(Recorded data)
..............................

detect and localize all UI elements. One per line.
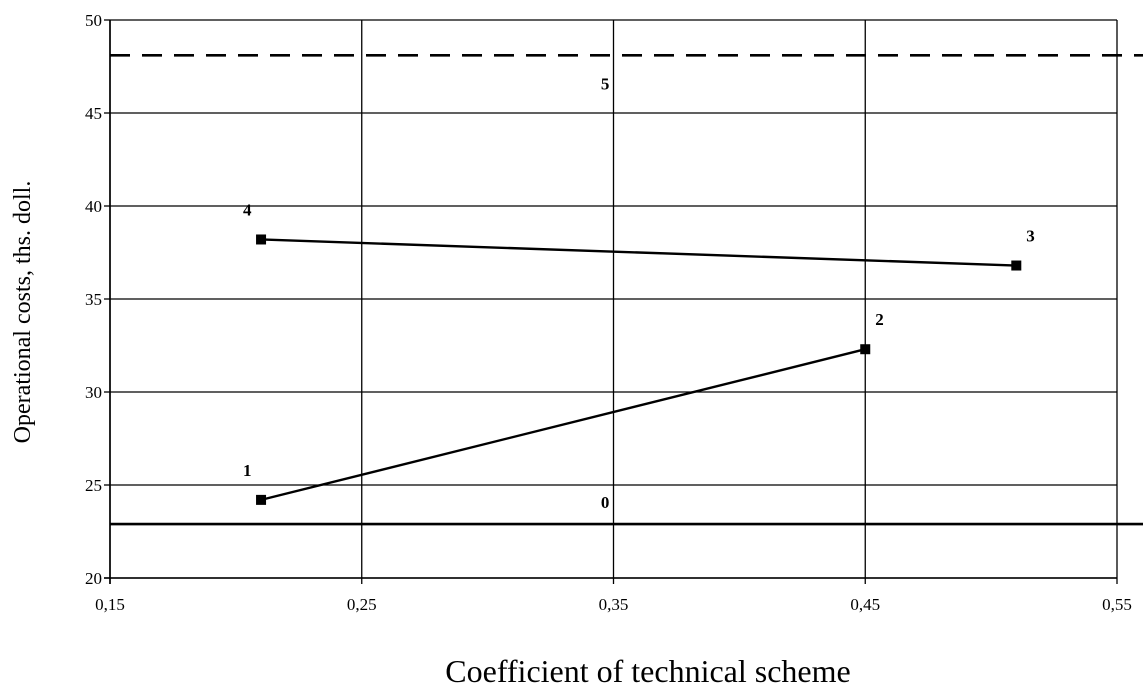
series-group: 1 2 4 3 [243,200,1035,505]
data-point-label: 2 [875,310,884,329]
data-point-label: 3 [1026,227,1035,246]
data-point-marker [256,234,267,245]
x-tick-label: 0,15 [95,595,125,614]
data-point-marker [1011,260,1022,271]
y-tick-label: 45 [85,104,102,123]
x-tick-labels: 0,15 0,25 0,35 0,45 0,55 [95,595,1132,614]
data-point-label: 4 [243,200,252,219]
data-point-label: 1 [243,461,252,480]
series-line [261,238,1017,267]
y-tick-label: 25 [85,476,102,495]
y-tick-label: 30 [85,383,102,402]
x-tick-label: 0,25 [347,595,377,614]
reference-line-label: 5 [601,74,610,93]
y-tick-label: 50 [85,11,102,30]
x-tick-label: 0,35 [599,595,629,614]
y-tick-label: 35 [85,290,102,309]
grid [104,19,1118,584]
reference-line-label: 0 [601,493,610,512]
data-point-marker [256,494,267,505]
y-tick-label: 40 [85,197,102,216]
y-tick-labels: 20 25 30 35 40 45 50 [85,11,102,588]
y-tick-label: 20 [85,569,102,588]
data-point-marker [860,344,871,355]
x-axis-title: Coefficient of technical scheme [445,653,850,689]
x-tick-label: 0,55 [1102,595,1132,614]
reference-lines: 05 [110,54,1143,526]
x-tick-label: 0,45 [850,595,880,614]
y-axis-title: Operational costs, ths. doll. [10,181,36,444]
series-line [260,348,866,502]
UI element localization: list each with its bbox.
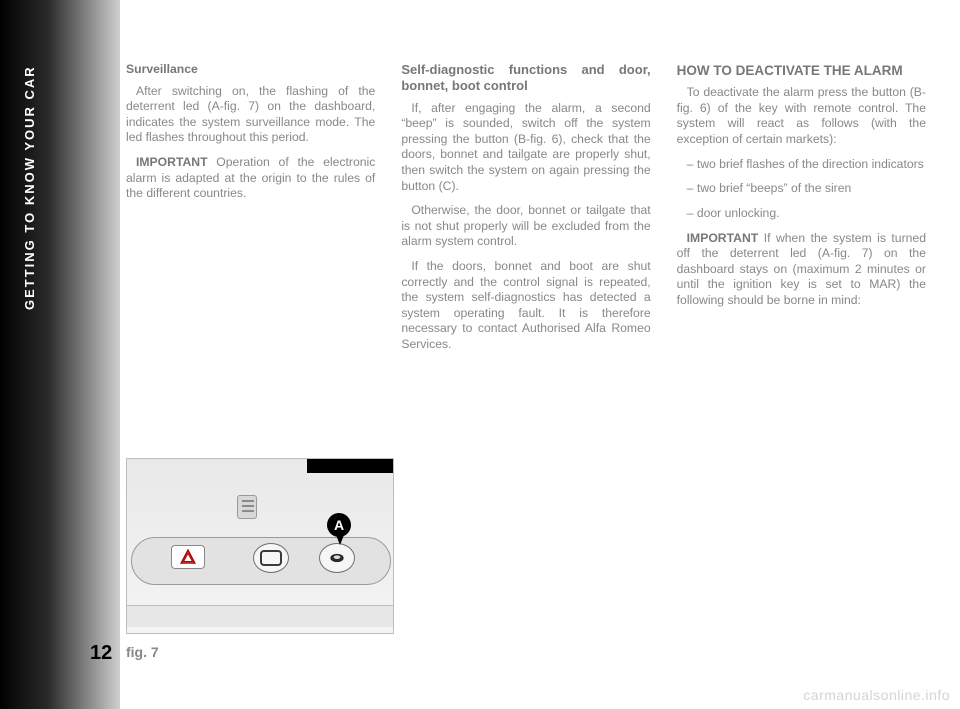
hazard-triangle-icon (179, 548, 197, 566)
col3-b2: – two brief “beeps” of the siren (677, 181, 926, 197)
side-label: GETTING TO KNOW YOUR CAR (22, 65, 37, 310)
figure-black-strip (307, 459, 394, 473)
col1-p1: After switching on, the flashing of the … (126, 84, 375, 146)
vent-slit (242, 510, 254, 512)
vent-slit (242, 500, 254, 502)
col3-p2-bold: IMPORTANT (687, 231, 759, 245)
callout-a: A (327, 513, 351, 537)
vent-slit (242, 505, 254, 507)
led-button-icon (319, 543, 355, 573)
col3-p2: IMPORTANT If when the system is turned o… (677, 231, 926, 309)
col3-b1: – two brief flashes of the direction ind… (677, 157, 926, 173)
side-gradient (0, 0, 120, 709)
col3-b3: – door unlocking. (677, 206, 926, 222)
col1-heading: Surveillance (126, 62, 375, 78)
col2-p3: If the doors, bonnet and boot are shut c… (401, 259, 650, 353)
figure-7: A (126, 458, 394, 634)
col3-p1: To deactivate the alarm press the button… (677, 85, 926, 147)
columns: Surveillance After switching on, the fla… (126, 62, 926, 362)
col2-p2: Otherwise, the door, bonnet or tailgate … (401, 203, 650, 250)
hazard-button-icon (171, 545, 205, 569)
column-3: HOW TO DEACTIVATE THE ALARM To deactivat… (677, 62, 926, 362)
rear-fog-button-icon (253, 543, 289, 573)
column-1: Surveillance After switching on, the fla… (126, 62, 375, 362)
col1-p2: IMPORTANT Operation of the electronic al… (126, 155, 375, 202)
col1-p2-bold: IMPORTANT (136, 155, 208, 169)
figure-vent-icon (237, 495, 257, 519)
col3-heading: HOW TO DEACTIVATE THE ALARM (677, 62, 926, 79)
page-root: GETTING TO KNOW YOUR CAR Surveillance Af… (0, 0, 960, 709)
led-indicator-icon (327, 548, 347, 568)
rear-fog-inner-icon (260, 550, 282, 566)
figure-lower-rail (127, 605, 393, 627)
col2-p1: If, after engaging the alarm, a second “… (401, 101, 650, 195)
watermark: carmanualsonline.info (803, 687, 950, 703)
page-number: 12 (90, 642, 112, 665)
col2-heading: Self-diagnostic functions and door, bonn… (401, 62, 650, 95)
callout-arrow-icon (336, 535, 344, 545)
column-2: Self-diagnostic functions and door, bonn… (401, 62, 650, 362)
figure-caption: fig. 7 (126, 644, 159, 660)
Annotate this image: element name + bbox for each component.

..............................

» What you should do: Identify every line above that contains the string "diagnostic" and copy each of those lines in full. Matching is case-sensitive.

» Exercise result:
col2-heading: Self-diagnostic functions and door, bonn… (401, 62, 650, 95)
column-2: Self-diagnostic functions and door, bonn… (401, 62, 650, 362)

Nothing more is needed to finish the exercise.